## SET TASK
Repeat the records below exactly, leaving out any pictures.

********************

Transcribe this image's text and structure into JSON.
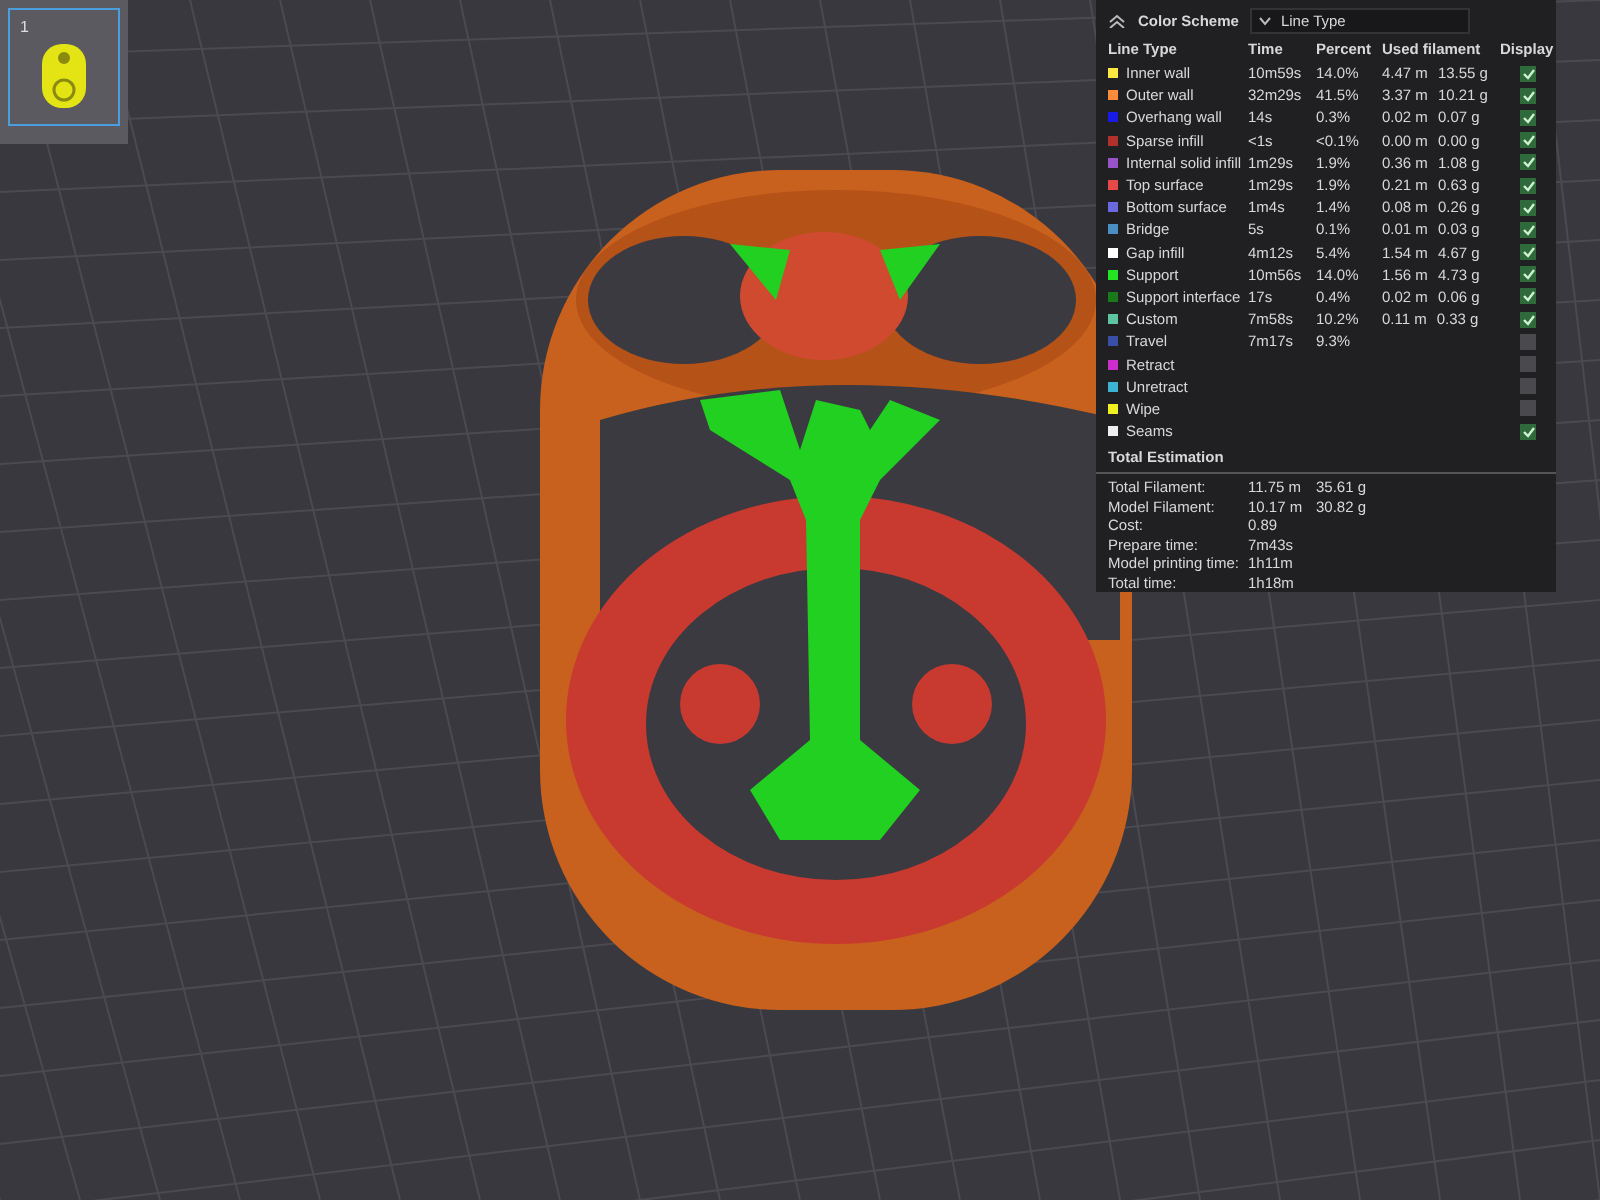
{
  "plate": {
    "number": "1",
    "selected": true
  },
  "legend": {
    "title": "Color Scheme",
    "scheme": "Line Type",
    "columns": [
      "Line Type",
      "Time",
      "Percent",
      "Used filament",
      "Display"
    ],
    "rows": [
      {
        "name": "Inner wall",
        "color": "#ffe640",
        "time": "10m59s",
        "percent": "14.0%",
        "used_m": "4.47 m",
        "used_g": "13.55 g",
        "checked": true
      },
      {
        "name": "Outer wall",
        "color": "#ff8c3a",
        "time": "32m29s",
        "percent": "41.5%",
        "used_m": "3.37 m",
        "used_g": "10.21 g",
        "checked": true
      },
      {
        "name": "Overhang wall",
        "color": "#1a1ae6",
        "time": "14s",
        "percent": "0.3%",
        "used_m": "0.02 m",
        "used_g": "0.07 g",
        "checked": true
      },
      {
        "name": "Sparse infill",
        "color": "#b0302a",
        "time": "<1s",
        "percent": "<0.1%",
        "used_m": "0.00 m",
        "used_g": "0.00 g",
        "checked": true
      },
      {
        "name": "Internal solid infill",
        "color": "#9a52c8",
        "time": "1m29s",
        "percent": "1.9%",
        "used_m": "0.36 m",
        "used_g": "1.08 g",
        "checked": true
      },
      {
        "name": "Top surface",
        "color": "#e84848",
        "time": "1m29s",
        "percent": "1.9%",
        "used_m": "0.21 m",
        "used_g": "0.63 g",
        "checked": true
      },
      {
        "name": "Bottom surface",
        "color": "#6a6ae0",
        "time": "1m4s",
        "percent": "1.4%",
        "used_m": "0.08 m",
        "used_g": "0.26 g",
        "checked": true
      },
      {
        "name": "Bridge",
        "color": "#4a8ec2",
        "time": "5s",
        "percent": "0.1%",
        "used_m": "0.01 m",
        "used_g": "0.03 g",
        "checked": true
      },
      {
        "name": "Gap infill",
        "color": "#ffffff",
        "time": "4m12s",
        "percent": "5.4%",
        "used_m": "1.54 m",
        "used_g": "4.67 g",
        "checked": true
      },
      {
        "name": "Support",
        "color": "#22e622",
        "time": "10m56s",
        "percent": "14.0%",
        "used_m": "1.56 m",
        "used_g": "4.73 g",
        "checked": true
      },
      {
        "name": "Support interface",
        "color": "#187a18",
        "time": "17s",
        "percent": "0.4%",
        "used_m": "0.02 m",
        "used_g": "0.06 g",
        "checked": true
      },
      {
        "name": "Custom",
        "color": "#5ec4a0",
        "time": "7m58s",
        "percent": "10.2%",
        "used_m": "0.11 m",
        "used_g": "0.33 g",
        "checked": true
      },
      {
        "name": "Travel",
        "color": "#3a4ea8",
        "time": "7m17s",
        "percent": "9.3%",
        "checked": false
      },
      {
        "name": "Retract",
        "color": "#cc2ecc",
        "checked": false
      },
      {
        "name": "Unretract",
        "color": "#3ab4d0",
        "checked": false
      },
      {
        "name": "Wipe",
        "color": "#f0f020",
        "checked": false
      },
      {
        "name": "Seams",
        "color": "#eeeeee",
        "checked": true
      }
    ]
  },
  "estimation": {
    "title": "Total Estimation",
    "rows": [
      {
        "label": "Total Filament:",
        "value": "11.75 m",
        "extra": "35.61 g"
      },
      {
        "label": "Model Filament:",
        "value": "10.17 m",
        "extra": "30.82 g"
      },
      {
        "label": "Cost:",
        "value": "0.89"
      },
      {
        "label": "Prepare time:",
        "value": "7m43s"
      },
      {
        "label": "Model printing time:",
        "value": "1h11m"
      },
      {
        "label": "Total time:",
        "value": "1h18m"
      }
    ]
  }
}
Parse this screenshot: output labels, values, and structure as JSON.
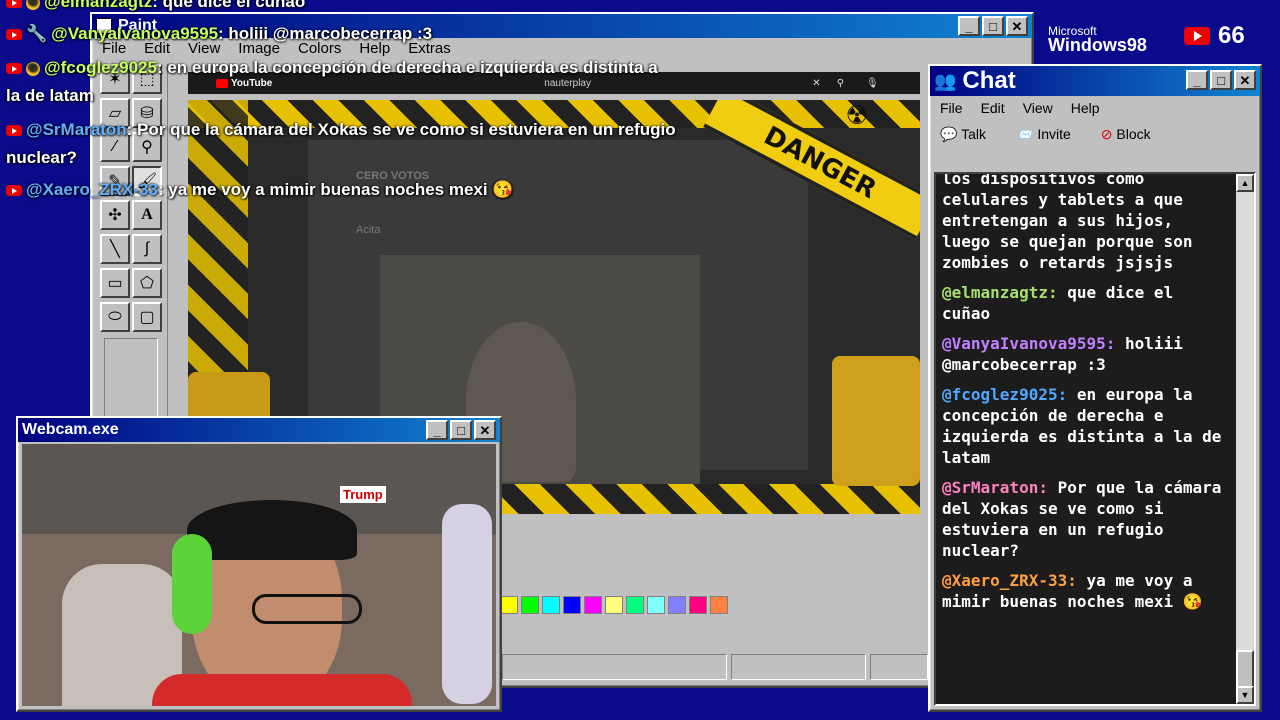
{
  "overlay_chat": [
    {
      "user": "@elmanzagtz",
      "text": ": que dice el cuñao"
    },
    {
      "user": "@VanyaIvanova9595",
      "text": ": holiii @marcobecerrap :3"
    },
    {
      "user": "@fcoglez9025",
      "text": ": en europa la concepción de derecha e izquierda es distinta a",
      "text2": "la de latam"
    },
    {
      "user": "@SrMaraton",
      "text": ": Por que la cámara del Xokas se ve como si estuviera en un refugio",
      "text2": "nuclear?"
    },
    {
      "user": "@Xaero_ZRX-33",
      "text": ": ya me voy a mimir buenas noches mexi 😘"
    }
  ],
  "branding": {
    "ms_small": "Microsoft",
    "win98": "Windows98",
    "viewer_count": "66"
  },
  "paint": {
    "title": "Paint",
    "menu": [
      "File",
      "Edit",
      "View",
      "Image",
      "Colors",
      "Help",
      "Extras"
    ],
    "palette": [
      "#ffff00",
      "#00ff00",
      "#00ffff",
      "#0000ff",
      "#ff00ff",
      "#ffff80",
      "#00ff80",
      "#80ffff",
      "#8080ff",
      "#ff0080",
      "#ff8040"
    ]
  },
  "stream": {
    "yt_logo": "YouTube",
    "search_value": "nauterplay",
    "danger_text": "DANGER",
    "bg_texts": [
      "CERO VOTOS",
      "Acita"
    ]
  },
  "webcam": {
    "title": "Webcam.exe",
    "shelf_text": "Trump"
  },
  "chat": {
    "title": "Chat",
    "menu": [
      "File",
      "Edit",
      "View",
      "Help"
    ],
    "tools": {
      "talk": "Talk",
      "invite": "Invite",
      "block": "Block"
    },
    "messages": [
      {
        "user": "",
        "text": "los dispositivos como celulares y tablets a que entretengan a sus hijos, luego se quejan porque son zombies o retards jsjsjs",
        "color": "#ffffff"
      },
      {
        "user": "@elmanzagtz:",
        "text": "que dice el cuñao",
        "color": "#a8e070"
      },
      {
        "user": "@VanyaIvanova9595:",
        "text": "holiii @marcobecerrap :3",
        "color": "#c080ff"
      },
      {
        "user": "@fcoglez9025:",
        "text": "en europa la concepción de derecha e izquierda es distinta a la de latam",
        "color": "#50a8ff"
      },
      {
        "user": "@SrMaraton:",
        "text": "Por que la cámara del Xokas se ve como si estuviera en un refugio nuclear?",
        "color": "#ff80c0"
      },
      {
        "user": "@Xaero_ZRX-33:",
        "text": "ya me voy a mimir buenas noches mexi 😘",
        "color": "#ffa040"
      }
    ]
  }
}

********************

## COMPLETE ANSWER
Transcribe this image's text and structure into JSON.
{
  "plate": {
    "number": "1",
    "selected": true
  },
  "legend": {
    "title": "Color Scheme",
    "scheme": "Line Type",
    "columns": [
      "Line Type",
      "Time",
      "Percent",
      "Used filament",
      "Display"
    ],
    "rows": [
      {
        "name": "Inner wall",
        "color": "#ffe640",
        "time": "10m59s",
        "percent": "14.0%",
        "used_m": "4.47 m",
        "used_g": "13.55 g",
        "checked": true
      },
      {
        "name": "Outer wall",
        "color": "#ff8c3a",
        "time": "32m29s",
        "percent": "41.5%",
        "used_m": "3.37 m",
        "used_g": "10.21 g",
        "checked": true
      },
      {
        "name": "Overhang wall",
        "color": "#1a1ae6",
        "time": "14s",
        "percent": "0.3%",
        "used_m": "0.02 m",
        "used_g": "0.07 g",
        "checked": true
      },
      {
        "name": "Sparse infill",
        "color": "#b0302a",
        "time": "<1s",
        "percent": "<0.1%",
        "used_m": "0.00 m",
        "used_g": "0.00 g",
        "checked": true
      },
      {
        "name": "Internal solid infill",
        "color": "#9a52c8",
        "time": "1m29s",
        "percent": "1.9%",
        "used_m": "0.36 m",
        "used_g": "1.08 g",
        "checked": true
      },
      {
        "name": "Top surface",
        "color": "#e84848",
        "time": "1m29s",
        "percent": "1.9%",
        "used_m": "0.21 m",
        "used_g": "0.63 g",
        "checked": true
      },
      {
        "name": "Bottom surface",
        "color": "#6a6ae0",
        "time": "1m4s",
        "percent": "1.4%",
        "used_m": "0.08 m",
        "used_g": "0.26 g",
        "checked": true
      },
      {
        "name": "Bridge",
        "color": "#4a8ec2",
        "time": "5s",
        "percent": "0.1%",
        "used_m": "0.01 m",
        "used_g": "0.03 g",
        "checked": true
      },
      {
        "name": "Gap infill",
        "color": "#ffffff",
        "time": "4m12s",
        "percent": "5.4%",
        "used_m": "1.54 m",
        "used_g": "4.67 g",
        "checked": true
      },
      {
        "name": "Support",
        "color": "#22e622",
        "time": "10m56s",
        "percent": "14.0%",
        "used_m": "1.56 m",
        "used_g": "4.73 g",
        "checked": true
      },
      {
        "name": "Support interface",
        "color": "#187a18",
        "time": "17s",
        "percent": "0.4%",
        "used_m": "0.02 m",
        "used_g": "0.06 g",
        "checked": true
      },
      {
        "name": "Custom",
        "color": "#5ec4a0",
        "time": "7m58s",
        "percent": "10.2%",
        "used_m": "0.11 m",
        "used_g": "0.33 g",
        "checked": true
      },
      {
        "name": "Travel",
        "color": "#3a4ea8",
        "time": "7m17s",
        "percent": "9.3%",
        "checked": false
      },
      {
        "name": "Retract",
        "color": "#cc2ecc",
        "checked": false
      },
      {
        "name": "Unretract",
        "color": "#3ab4d0",
        "checked": false
      },
      {
        "name": "Wipe",
        "color": "#f0f020",
        "checked": false
      },
      {
        "name": "Seams",
        "color": "#eeeeee",
        "checked": true
      }
    ]
  },
  "estimation": {
    "title": "Total Estimation",
    "rows": [
      {
        "label": "Total Filament:",
        "value": "11.75 m",
        "extra": "35.61 g"
      },
      {
        "label": "Model Filament:",
        "value": "10.17 m",
        "extra": "30.82 g"
      },
      {
        "label": "Cost:",
        "value": "0.89"
      },
      {
        "label": "Prepare time:",
        "value": "7m43s"
      },
      {
        "label": "Model printing time:",
        "value": "1h11m"
      },
      {
        "label": "Total time:",
        "value": "1h18m"
      }
    ]
  }
}
Parse this screenshot: output labels, values, and structure as JSON.
{
  "overlay_chat": [
    {
      "user": "@elmanzagtz",
      "text": ": que dice el cuñao"
    },
    {
      "user": "@VanyaIvanova9595",
      "text": ": holiii @marcobecerrap :3"
    },
    {
      "user": "@fcoglez9025",
      "text": ": en europa la concepción de derecha e izquierda es distinta a",
      "text2": "la de latam"
    },
    {
      "user": "@SrMaraton",
      "text": ": Por que la cámara del Xokas se ve como si estuviera en un refugio",
      "text2": "nuclear?"
    },
    {
      "user": "@Xaero_ZRX-33",
      "text": ": ya me voy a mimir buenas noches mexi 😘"
    }
  ],
  "branding": {
    "ms_small": "Microsoft",
    "win98": "Windows98",
    "viewer_count": "66"
  },
  "paint": {
    "title": "Paint",
    "menu": [
      "File",
      "Edit",
      "View",
      "Image",
      "Colors",
      "Help",
      "Extras"
    ],
    "palette": [
      "#ffff00",
      "#00ff00",
      "#00ffff",
      "#0000ff",
      "#ff00ff",
      "#ffff80",
      "#00ff80",
      "#80ffff",
      "#8080ff",
      "#ff0080",
      "#ff8040"
    ]
  },
  "stream": {
    "yt_logo": "YouTube",
    "search_value": "nauterplay",
    "danger_text": "DANGER",
    "bg_texts": [
      "CERO VOTOS",
      "Acita"
    ]
  },
  "webcam": {
    "title": "Webcam.exe",
    "shelf_text": "Trump"
  },
  "chat": {
    "title": "Chat",
    "menu": [
      "File",
      "Edit",
      "View",
      "Help"
    ],
    "tools": {
      "talk": "Talk",
      "invite": "Invite",
      "block": "Block"
    },
    "messages": [
      {
        "user": "",
        "text": "los dispositivos como celulares y tablets a que entretengan a sus hijos, luego se quejan porque son zombies o retards jsjsjs",
        "color": "#ffffff"
      },
      {
        "user": "@elmanzagtz:",
        "text": "que dice el cuñao",
        "color": "#a8e070"
      },
      {
        "user": "@VanyaIvanova9595:",
        "text": "holiii @marcobecerrap :3",
        "color": "#c080ff"
      },
      {
        "user": "@fcoglez9025:",
        "text": "en europa la concepción de derecha e izquierda es distinta a la de latam",
        "color": "#50a8ff"
      },
      {
        "user": "@SrMaraton:",
        "text": "Por que la cámara del Xokas se ve como si estuviera en un refugio nuclear?",
        "color": "#ff80c0"
      },
      {
        "user": "@Xaero_ZRX-33:",
        "text": "ya me voy a mimir buenas noches mexi 😘",
        "color": "#ffa040"
      }
    ]
  }
}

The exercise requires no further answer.